Stated task -> From the entries below, pull out each line where "resisting" appears.

Supplied records ->

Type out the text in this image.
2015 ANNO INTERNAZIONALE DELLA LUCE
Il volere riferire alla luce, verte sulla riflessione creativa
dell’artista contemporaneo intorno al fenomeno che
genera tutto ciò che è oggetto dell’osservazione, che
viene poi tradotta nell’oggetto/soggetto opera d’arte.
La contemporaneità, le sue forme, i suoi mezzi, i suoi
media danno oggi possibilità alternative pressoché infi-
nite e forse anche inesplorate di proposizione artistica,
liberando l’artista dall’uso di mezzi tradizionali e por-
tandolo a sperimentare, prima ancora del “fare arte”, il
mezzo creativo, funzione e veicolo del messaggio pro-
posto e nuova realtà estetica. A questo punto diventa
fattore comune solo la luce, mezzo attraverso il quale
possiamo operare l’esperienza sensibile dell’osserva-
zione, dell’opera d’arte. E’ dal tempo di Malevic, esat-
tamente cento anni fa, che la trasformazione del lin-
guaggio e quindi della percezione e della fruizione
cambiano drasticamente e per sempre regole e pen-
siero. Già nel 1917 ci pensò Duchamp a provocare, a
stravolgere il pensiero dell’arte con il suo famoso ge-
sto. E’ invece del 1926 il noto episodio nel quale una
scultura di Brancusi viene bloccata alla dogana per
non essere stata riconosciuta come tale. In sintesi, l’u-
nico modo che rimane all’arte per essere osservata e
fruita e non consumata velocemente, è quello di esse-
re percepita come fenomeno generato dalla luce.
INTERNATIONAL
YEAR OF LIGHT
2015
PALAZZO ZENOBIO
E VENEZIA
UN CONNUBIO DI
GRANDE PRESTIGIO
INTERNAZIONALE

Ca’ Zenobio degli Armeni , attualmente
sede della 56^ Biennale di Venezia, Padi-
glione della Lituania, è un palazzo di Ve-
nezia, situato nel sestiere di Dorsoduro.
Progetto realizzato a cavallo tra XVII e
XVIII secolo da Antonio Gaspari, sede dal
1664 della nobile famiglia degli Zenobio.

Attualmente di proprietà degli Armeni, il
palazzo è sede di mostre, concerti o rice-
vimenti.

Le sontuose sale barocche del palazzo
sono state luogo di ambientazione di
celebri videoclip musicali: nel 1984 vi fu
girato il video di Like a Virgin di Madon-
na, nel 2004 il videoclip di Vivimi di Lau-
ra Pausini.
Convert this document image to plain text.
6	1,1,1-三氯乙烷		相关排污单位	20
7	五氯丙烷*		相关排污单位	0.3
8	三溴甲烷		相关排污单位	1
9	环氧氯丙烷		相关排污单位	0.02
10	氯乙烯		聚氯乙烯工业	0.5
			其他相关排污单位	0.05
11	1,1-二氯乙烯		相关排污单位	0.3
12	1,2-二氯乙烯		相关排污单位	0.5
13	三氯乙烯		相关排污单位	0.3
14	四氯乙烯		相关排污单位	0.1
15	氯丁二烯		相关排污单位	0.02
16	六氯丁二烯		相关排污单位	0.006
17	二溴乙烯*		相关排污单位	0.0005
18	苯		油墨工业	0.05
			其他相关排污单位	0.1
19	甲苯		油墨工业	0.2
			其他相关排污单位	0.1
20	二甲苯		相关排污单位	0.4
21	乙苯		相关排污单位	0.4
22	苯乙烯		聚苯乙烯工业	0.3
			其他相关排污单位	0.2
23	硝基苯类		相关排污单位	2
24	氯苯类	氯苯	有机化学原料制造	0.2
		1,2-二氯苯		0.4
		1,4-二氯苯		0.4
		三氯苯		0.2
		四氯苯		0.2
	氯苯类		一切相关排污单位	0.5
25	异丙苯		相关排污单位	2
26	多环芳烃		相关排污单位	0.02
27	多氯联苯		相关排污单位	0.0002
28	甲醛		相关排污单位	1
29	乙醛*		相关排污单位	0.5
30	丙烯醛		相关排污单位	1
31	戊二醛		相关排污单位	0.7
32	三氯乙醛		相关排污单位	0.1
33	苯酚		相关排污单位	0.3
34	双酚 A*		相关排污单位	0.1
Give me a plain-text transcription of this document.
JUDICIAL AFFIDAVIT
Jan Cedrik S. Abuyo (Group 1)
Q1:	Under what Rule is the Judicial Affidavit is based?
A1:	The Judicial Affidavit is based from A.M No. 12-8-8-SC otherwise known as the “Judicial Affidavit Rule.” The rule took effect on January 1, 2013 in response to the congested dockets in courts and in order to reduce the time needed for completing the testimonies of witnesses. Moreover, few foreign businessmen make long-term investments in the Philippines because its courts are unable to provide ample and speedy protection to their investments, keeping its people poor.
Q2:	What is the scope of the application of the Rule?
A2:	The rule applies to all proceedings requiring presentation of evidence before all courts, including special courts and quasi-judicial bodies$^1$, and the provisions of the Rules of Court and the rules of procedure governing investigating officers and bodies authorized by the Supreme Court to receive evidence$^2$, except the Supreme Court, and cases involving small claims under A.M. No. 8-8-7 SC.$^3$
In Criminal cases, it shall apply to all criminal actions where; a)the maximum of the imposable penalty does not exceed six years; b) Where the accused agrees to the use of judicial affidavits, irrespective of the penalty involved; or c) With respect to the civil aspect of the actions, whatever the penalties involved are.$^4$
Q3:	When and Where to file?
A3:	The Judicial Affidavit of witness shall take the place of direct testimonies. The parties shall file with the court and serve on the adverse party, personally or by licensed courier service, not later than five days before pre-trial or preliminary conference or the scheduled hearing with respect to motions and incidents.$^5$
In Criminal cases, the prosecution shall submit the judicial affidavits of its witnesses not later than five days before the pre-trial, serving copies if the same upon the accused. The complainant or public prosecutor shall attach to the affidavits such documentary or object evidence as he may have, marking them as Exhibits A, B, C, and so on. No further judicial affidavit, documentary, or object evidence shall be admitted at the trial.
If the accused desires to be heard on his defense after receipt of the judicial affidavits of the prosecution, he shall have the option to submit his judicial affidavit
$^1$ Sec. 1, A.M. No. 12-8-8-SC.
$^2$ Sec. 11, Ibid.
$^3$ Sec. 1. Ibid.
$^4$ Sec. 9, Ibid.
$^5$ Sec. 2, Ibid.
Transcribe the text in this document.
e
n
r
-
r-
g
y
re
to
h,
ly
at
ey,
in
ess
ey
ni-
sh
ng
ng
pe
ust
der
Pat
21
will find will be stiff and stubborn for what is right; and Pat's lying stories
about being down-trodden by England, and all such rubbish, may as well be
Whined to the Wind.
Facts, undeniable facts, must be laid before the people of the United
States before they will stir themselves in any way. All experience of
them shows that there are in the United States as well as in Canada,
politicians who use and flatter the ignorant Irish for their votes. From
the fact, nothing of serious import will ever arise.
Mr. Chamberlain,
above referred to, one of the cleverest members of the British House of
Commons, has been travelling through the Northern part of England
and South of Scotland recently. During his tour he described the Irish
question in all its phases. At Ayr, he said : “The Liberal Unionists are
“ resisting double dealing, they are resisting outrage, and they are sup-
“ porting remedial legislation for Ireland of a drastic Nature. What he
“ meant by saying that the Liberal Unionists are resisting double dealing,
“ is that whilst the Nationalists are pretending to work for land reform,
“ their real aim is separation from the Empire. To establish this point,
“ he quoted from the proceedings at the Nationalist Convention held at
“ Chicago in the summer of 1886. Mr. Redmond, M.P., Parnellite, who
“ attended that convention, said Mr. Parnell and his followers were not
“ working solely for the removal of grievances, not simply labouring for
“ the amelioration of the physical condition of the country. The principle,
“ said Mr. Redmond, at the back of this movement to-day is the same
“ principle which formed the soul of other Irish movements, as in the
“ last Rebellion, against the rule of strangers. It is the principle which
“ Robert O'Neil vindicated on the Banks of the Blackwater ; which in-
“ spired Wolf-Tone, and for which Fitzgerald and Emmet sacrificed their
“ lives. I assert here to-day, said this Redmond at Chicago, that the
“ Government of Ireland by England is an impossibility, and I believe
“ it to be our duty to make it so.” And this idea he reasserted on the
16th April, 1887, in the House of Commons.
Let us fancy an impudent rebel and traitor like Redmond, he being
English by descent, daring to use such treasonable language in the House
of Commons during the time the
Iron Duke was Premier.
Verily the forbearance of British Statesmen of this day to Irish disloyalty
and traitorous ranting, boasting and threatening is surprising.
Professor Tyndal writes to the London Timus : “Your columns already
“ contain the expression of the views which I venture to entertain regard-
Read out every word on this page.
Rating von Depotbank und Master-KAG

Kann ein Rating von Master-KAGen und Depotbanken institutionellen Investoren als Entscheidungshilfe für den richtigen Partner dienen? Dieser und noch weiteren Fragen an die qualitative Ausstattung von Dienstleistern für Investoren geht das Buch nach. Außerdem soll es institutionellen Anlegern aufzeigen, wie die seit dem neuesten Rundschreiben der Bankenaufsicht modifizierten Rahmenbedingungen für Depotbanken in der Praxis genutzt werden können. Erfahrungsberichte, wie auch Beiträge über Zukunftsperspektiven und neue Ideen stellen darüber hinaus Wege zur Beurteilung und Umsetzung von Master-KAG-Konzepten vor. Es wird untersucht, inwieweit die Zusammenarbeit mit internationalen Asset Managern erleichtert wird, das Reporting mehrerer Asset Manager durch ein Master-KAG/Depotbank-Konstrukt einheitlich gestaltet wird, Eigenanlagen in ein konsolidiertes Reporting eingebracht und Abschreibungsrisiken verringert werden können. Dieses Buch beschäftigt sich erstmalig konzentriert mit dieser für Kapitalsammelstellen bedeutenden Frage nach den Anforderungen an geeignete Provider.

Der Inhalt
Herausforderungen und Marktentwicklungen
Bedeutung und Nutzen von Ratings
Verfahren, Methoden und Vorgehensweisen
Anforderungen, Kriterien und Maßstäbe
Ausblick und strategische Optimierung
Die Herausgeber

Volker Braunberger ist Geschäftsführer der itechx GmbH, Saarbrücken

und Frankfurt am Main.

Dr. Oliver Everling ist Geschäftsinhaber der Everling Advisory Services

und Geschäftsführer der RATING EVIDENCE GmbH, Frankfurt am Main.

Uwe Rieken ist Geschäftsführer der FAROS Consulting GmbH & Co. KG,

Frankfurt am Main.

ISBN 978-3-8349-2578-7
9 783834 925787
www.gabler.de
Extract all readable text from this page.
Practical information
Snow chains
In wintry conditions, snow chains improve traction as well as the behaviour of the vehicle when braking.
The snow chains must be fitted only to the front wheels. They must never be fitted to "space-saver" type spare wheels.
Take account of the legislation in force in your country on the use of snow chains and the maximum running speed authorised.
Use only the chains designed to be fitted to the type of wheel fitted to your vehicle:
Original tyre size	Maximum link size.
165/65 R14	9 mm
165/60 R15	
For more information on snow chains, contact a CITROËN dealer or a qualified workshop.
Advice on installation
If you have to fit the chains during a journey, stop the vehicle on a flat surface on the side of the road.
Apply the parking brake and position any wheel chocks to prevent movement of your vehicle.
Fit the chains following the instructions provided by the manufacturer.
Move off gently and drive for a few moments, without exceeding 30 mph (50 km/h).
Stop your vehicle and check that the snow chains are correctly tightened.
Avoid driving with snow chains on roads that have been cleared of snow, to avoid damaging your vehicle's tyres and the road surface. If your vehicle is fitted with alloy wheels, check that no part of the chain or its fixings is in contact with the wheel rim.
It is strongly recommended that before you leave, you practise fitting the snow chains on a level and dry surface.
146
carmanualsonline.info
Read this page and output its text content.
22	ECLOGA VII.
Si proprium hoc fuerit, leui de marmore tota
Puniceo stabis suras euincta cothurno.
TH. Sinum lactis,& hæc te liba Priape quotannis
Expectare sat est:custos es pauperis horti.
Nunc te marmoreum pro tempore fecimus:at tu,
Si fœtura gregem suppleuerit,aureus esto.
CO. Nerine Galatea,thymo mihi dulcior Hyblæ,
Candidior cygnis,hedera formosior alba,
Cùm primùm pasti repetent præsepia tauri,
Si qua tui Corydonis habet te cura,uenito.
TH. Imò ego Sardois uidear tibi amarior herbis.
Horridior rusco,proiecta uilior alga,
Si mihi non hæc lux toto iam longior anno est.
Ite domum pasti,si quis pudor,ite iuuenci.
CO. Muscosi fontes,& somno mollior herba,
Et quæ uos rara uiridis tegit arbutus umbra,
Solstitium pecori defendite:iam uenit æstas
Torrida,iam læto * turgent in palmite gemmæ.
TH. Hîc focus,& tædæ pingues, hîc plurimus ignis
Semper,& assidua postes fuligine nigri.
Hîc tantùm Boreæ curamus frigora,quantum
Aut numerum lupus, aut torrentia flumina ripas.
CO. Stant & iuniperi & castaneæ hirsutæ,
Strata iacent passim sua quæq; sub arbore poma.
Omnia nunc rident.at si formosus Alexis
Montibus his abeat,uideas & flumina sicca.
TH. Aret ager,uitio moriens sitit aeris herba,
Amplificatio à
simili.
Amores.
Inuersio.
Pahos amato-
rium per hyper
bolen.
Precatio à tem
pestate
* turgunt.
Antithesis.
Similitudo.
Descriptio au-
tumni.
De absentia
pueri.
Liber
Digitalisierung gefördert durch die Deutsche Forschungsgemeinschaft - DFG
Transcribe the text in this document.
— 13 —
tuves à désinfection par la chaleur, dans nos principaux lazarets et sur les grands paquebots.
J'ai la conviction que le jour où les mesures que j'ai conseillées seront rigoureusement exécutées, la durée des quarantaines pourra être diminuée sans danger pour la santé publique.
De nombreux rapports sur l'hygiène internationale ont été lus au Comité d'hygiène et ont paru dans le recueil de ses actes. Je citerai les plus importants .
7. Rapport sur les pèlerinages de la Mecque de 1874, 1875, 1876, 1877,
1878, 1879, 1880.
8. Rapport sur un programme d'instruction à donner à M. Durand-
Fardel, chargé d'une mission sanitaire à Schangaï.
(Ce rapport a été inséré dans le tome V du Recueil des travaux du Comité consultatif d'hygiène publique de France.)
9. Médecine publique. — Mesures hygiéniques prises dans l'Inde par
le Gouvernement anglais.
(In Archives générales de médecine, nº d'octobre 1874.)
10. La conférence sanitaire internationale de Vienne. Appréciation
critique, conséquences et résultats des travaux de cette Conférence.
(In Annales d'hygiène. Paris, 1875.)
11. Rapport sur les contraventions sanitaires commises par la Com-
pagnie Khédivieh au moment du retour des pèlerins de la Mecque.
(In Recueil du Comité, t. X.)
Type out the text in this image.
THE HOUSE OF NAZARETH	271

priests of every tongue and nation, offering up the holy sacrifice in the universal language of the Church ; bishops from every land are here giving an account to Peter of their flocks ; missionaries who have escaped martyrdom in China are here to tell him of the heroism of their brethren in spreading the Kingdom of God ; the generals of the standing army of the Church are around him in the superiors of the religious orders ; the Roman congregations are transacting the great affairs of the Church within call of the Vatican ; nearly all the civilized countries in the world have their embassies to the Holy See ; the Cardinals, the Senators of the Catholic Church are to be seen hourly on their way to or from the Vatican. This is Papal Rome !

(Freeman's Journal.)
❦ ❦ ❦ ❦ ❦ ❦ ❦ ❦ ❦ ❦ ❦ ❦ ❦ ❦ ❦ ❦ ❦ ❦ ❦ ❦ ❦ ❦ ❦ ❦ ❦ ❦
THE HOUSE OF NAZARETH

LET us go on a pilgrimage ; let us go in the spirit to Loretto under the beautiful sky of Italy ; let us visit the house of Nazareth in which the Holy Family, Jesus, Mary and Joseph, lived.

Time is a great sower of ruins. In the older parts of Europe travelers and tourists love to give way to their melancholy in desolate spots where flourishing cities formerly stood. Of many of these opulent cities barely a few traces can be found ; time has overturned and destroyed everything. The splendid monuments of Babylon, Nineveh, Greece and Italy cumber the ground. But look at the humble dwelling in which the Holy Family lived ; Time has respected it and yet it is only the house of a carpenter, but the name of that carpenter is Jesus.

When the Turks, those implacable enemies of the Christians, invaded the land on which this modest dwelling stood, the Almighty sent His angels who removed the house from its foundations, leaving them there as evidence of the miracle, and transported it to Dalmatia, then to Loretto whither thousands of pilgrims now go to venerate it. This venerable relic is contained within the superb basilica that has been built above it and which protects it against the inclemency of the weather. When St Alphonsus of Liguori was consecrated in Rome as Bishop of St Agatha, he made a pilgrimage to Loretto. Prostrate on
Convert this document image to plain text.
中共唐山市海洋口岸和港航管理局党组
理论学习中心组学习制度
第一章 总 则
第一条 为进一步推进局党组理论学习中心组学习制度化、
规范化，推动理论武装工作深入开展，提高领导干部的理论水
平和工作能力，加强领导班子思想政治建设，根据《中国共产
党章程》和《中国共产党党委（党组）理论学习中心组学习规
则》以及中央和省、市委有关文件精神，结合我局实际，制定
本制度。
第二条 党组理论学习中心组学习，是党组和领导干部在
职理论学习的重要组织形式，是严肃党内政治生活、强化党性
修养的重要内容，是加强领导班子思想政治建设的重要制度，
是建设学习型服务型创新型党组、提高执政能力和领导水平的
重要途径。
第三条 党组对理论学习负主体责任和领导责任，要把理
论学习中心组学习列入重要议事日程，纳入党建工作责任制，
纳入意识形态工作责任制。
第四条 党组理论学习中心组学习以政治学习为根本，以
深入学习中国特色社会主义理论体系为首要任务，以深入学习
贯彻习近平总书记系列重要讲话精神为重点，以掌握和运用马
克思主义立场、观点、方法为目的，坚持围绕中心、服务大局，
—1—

Response ->
“ resisting double dealing, they are resisting outrage, and they are sup-
“ meant by saying that the Liberal Unionists are resisting double dealing,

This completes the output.